+++ Record set
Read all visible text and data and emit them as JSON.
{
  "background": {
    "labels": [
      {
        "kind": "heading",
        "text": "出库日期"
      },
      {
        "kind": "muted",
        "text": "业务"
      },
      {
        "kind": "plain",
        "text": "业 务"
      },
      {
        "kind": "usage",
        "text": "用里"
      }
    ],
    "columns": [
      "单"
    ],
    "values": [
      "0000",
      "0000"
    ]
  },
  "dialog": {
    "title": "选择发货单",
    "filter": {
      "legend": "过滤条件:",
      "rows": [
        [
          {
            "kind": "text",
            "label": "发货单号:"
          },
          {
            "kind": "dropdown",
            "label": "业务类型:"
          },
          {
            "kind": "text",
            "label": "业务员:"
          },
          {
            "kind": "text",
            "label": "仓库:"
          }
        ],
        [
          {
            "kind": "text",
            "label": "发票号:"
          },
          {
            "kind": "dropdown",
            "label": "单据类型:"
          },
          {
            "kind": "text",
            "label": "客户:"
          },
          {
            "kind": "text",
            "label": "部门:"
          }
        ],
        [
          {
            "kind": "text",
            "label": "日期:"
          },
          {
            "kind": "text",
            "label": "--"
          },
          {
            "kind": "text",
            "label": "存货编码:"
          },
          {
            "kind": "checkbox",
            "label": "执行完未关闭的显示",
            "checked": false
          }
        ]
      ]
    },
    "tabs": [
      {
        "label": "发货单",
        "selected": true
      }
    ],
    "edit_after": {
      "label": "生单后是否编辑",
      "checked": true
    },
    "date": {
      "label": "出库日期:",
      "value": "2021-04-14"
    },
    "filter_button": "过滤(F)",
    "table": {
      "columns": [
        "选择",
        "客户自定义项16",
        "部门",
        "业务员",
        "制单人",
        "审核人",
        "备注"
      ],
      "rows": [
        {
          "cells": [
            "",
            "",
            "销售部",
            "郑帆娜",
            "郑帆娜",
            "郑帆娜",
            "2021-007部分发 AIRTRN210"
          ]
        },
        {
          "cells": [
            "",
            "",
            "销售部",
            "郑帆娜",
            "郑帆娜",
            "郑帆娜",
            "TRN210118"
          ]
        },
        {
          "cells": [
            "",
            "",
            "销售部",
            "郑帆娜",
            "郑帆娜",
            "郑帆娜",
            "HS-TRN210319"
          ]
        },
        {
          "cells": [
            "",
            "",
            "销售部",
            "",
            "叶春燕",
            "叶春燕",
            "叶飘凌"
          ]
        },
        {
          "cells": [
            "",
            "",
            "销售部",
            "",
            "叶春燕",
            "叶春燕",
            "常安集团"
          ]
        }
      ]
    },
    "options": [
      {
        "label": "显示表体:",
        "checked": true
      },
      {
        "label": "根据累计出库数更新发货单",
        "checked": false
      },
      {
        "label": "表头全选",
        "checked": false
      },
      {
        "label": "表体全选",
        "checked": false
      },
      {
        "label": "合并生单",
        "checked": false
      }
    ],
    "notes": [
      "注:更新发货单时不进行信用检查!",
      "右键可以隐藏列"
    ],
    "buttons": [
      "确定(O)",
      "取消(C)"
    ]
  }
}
++++++
Requirements: Write out all the entries exactly.

Solution for this task:
Read all visible text and data and emit them as JSON.
{
  "background": {
    "labels": [
      {
        "kind": "heading",
        "text": "出库日期"
      },
      {
        "kind": "muted",
        "text": "业务"
      },
      {
        "kind": "plain",
        "text": "业 务"
      },
      {
        "kind": "usage",
        "text": "用里"
      }
    ],
    "columns": [
      "单"
    ],
    "values": [
      "0000",
      "0000"
    ]
  },
  "dialog": {
    "title": "选择发货单",
    "filter": {
      "legend": "过滤条件:",
      "rows": [
        [
          {
            "kind": "text",
            "label": "发货单号:"
          },
          {
            "kind": "dropdown",
            "label": "业务类型:"
          },
          {
            "kind": "text",
            "label": "业务员:"
          },
          {
            "kind": "text",
            "label": "仓库:"
          }
        ],
        [
          {
            "kind": "text",
            "label": "发票号:"
          },
          {
            "kind": "dropdown",
            "label": "单据类型:"
          },
          {
            "kind": "text",
            "label": "客户:"
          },
          {
            "kind": "text",
            "label": "部门:"
          }
        ],
        [
          {
            "kind": "text",
            "label": "日期:"
          },
          {
            "kind": "text",
            "label": "--"
          },
          {
            "kind": "text",
            "label": "存货编码:"
          },
          {
            "kind": "checkbox",
            "label": "执行完未关闭的显示",
            "checked": false
          }
        ]
      ]
    },
    "tabs": [
      {
        "label": "发货单",
        "selected": true
      }
    ],
    "edit_after": {
      "label": "生单后是否编辑",
      "checked": true
    },
    "date": {
      "label": "出库日期:",
      "value": "2021-04-14"
    },
    "filter_button": "过滤(F)",
    "table": {
      "columns": [
        "选择",
        "客户自定义项16",
        "部门",
        "业务员",
        "制单人",
        "审核人",
        "备注"
      ],
      "rows": [
        {
          "cells": [
            "",
            "",
            "销售部",
            "郑帆娜",
            "郑帆娜",
            "郑帆娜",
            "2021-007部分发 AIRTRN210"
          ]
        },
        {
          "cells": [
            "",
            "",
            "销售部",
            "郑帆娜",
            "郑帆娜",
            "郑帆娜",
            "TRN210118"
          ]
        },
        {
          "cells": [
            "",
            "",
            "销售部",
            "郑帆娜",
            "郑帆娜",
            "郑帆娜",
            "HS-TRN210319"
          ]
        },
        {
          "cells": [
            "",
            "",
            "销售部",
            "",
            "叶春燕",
            "叶春燕",
            "叶飘凌"
          ]
        },
        {
          "cells": [
            "",
            "",
            "销售部",
            "",
            "叶春燕",
            "叶春燕",
            "常安集团"
          ]
        }
      ]
    },
    "options": [
      {
        "label": "显示表体:",
        "checked": true
      },
      {
        "label": "根据累计出库数更新发货单",
        "checked": false
      },
      {
        "label": "表头全选",
        "checked": false
      },
      {
        "label": "表体全选",
        "checked": false
      },
      {
        "label": "合并生单",
        "checked": false
      }
    ],
    "notes": [
      "注:更新发货单时不进行信用检查!",
      "右键可以隐藏列"
    ],
    "buttons": [
      "确定(O)",
      "取消(C)"
    ]
  }
}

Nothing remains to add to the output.